- Objective: Single out each line with the word "document" and copy it.

┌────────

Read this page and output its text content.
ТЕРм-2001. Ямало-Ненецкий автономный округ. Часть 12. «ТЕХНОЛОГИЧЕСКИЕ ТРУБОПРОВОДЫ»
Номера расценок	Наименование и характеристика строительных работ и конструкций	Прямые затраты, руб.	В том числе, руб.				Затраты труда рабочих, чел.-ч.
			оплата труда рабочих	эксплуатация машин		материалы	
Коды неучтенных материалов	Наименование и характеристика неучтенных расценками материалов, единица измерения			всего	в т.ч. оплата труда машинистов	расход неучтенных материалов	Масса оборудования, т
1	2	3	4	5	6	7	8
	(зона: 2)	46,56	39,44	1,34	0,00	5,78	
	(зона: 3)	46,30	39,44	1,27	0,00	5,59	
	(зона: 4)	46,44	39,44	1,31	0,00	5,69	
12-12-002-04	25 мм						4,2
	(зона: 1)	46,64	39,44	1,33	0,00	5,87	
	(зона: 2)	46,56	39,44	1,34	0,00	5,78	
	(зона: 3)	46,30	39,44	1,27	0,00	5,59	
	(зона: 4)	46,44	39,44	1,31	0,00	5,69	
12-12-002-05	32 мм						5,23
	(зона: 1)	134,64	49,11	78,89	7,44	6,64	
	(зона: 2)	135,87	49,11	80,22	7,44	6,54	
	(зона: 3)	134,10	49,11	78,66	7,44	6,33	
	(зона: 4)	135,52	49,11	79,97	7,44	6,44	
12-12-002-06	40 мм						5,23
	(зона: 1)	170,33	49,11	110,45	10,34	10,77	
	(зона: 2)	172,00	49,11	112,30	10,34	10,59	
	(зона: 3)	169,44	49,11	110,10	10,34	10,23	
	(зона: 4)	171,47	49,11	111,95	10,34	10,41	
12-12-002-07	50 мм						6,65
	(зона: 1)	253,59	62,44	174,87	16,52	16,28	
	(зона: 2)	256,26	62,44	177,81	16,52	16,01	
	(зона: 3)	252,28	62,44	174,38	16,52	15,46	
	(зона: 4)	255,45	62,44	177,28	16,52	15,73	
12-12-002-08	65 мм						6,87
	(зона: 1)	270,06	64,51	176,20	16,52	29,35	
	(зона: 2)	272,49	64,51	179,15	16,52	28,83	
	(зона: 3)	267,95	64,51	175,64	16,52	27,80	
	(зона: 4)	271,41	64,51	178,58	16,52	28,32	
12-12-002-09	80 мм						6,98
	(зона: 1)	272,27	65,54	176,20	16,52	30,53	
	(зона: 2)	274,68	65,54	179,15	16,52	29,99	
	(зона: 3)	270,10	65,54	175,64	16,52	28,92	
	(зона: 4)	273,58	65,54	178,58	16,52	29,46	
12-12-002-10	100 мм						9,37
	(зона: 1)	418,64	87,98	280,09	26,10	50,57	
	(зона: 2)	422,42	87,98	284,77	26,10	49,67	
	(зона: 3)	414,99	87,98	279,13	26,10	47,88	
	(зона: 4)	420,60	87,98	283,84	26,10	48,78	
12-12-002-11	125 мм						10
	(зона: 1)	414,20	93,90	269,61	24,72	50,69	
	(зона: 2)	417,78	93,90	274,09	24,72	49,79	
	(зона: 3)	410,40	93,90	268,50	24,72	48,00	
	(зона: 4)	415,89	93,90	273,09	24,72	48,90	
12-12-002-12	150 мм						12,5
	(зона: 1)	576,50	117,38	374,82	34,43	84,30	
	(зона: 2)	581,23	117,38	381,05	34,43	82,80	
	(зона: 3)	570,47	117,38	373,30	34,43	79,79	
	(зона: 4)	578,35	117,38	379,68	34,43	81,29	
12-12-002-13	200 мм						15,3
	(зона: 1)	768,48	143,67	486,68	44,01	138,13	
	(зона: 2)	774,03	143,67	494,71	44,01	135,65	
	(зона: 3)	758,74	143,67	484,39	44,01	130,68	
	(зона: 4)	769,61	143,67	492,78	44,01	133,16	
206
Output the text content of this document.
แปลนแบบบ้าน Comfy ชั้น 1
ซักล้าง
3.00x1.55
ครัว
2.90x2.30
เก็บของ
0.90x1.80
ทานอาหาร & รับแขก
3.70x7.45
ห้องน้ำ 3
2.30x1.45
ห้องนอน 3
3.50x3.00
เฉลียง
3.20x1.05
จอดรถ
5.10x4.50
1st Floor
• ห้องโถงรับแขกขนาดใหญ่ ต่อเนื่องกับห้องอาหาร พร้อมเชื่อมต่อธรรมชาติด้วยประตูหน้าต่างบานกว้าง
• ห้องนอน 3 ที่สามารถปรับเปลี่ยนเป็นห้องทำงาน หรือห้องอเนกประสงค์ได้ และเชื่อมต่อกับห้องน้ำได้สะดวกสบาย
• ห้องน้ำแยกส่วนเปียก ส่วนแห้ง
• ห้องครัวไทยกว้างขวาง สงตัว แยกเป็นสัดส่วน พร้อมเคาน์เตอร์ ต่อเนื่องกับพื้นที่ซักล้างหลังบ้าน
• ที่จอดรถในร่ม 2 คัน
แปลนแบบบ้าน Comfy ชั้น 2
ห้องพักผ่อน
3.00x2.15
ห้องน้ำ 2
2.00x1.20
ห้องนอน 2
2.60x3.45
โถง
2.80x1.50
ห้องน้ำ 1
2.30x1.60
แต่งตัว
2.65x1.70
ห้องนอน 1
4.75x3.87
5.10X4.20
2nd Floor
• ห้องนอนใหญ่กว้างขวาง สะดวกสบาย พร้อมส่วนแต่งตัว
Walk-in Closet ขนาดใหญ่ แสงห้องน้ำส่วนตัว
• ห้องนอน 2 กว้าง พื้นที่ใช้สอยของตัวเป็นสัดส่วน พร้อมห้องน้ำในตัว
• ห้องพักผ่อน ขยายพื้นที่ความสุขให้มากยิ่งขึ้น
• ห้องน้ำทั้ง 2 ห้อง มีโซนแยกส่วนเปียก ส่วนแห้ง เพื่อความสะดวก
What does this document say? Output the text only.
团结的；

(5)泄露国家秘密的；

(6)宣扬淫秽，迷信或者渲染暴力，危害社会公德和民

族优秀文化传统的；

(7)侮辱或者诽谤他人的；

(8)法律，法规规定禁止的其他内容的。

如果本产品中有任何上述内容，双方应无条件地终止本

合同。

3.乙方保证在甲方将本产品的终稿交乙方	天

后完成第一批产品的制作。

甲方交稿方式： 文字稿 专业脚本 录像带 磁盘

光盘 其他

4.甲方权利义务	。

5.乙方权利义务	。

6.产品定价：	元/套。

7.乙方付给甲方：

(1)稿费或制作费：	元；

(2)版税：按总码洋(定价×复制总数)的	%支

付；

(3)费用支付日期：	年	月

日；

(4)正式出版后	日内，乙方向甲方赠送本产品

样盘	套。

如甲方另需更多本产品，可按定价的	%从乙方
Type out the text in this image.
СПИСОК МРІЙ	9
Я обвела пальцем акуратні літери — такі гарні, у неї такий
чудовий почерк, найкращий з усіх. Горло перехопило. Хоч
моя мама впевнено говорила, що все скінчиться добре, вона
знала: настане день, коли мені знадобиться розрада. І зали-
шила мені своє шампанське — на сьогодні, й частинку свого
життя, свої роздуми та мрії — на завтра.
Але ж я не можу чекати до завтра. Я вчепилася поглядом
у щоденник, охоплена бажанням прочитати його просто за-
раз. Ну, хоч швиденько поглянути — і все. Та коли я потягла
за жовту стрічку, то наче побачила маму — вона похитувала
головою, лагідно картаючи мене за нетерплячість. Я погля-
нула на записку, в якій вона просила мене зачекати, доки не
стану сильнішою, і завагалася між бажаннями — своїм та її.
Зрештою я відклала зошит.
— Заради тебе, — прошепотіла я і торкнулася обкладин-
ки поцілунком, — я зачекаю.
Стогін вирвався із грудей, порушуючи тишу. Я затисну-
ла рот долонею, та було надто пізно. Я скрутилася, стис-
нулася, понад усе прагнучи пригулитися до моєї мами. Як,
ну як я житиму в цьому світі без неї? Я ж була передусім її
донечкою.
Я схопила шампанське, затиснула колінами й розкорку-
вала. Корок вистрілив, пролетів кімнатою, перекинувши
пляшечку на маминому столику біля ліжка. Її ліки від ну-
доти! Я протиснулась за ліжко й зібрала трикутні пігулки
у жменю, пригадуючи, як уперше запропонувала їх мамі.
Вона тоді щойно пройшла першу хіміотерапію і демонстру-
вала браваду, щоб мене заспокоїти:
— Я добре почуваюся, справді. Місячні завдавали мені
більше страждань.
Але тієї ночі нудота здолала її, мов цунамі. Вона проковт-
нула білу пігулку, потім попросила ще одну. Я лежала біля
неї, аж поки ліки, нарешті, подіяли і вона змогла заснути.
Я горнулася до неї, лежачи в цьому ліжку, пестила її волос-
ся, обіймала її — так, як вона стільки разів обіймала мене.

└────────

- Written response:
Output the text content of this document.
What does this document say? Output the text only.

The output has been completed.